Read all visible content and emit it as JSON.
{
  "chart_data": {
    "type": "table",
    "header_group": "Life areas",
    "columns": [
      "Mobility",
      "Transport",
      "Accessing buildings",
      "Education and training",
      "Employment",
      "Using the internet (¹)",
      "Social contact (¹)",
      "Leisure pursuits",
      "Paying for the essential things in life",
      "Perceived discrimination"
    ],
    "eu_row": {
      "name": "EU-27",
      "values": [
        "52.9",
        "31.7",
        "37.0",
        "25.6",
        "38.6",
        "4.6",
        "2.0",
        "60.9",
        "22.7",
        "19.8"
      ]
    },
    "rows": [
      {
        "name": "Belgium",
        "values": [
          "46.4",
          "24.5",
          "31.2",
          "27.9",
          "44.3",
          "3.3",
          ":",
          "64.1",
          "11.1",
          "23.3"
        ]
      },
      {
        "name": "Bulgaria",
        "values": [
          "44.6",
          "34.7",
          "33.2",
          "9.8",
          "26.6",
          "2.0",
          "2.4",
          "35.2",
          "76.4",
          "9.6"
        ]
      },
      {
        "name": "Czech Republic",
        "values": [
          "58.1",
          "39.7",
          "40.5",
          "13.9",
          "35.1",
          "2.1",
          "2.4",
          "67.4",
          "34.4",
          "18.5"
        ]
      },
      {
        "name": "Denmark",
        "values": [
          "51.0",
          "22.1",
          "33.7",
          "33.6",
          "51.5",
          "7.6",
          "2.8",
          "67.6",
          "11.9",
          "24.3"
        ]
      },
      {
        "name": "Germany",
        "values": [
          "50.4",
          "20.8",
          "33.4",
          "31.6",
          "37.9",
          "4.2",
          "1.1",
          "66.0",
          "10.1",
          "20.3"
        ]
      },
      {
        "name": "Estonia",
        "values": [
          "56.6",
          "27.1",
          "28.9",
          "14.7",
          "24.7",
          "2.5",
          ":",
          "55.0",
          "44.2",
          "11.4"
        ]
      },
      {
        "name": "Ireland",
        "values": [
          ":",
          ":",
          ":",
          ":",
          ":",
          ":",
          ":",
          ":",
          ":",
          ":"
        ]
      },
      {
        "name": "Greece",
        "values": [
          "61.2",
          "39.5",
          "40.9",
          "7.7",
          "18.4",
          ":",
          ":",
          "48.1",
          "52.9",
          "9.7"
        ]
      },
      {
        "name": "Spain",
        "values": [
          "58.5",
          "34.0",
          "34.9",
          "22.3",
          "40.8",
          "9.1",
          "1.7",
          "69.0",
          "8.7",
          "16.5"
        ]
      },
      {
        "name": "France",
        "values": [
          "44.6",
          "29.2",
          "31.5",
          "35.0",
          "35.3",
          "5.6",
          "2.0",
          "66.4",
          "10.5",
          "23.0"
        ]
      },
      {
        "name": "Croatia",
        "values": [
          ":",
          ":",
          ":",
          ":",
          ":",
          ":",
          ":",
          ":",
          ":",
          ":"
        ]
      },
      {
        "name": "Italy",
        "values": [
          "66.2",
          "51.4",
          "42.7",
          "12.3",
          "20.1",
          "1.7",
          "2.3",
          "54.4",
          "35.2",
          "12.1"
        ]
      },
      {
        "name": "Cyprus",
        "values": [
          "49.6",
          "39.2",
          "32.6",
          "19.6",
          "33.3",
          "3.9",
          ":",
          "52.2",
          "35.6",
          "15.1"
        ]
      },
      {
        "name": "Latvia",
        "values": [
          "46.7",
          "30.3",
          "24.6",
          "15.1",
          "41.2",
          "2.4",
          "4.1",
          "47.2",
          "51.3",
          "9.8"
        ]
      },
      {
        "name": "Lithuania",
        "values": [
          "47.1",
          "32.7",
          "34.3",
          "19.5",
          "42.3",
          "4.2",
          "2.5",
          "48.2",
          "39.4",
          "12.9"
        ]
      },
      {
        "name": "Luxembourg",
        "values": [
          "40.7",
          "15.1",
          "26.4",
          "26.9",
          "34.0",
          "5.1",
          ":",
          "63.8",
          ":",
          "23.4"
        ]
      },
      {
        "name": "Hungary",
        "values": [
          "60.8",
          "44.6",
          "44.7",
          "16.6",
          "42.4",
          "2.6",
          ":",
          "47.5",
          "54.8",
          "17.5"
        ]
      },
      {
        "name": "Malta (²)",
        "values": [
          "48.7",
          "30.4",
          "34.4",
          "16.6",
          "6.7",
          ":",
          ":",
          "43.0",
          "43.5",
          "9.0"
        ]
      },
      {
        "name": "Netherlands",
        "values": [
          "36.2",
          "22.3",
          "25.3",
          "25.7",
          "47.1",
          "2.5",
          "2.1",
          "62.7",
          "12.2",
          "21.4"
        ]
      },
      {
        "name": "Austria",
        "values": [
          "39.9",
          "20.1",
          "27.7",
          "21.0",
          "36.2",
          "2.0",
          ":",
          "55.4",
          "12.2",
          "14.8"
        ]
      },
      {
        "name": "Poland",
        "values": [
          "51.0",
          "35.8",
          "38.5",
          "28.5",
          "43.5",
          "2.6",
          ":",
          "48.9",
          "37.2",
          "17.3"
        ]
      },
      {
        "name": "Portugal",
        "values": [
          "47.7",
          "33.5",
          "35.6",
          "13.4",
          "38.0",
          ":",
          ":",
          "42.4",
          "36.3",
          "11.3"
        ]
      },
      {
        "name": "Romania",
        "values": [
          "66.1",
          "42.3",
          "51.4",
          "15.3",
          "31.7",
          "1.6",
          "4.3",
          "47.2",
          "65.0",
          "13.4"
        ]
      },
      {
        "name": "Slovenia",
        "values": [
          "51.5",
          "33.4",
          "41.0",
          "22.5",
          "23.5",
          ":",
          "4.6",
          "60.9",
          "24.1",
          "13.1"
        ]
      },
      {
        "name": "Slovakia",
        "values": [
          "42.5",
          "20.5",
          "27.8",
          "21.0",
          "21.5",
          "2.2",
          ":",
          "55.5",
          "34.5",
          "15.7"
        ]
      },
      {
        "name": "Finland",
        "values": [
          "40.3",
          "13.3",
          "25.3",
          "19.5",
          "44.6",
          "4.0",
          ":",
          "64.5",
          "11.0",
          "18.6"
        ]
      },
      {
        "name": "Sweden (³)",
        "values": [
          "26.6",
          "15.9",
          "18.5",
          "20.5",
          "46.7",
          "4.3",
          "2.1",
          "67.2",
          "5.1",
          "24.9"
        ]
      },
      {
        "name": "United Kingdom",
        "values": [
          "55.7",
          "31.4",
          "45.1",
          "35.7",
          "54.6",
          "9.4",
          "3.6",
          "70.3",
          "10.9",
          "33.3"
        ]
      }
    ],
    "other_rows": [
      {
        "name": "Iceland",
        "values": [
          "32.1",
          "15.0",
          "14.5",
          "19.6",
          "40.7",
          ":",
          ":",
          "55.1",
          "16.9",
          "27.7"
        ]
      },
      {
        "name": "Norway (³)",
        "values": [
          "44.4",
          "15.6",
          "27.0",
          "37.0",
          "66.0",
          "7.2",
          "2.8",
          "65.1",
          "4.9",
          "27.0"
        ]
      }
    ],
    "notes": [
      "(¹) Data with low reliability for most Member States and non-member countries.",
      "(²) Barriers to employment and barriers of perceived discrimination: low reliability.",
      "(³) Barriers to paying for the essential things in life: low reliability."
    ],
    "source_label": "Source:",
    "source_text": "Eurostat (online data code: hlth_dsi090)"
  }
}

━━━━━━━━

• _PROMPT_
Extract from the material all lines containing the string "essential".

• _EXERCISE ANSWER_
      "Paying for the essential things in life",
      "(³) Barriers to paying for the essential things in life: low reliability."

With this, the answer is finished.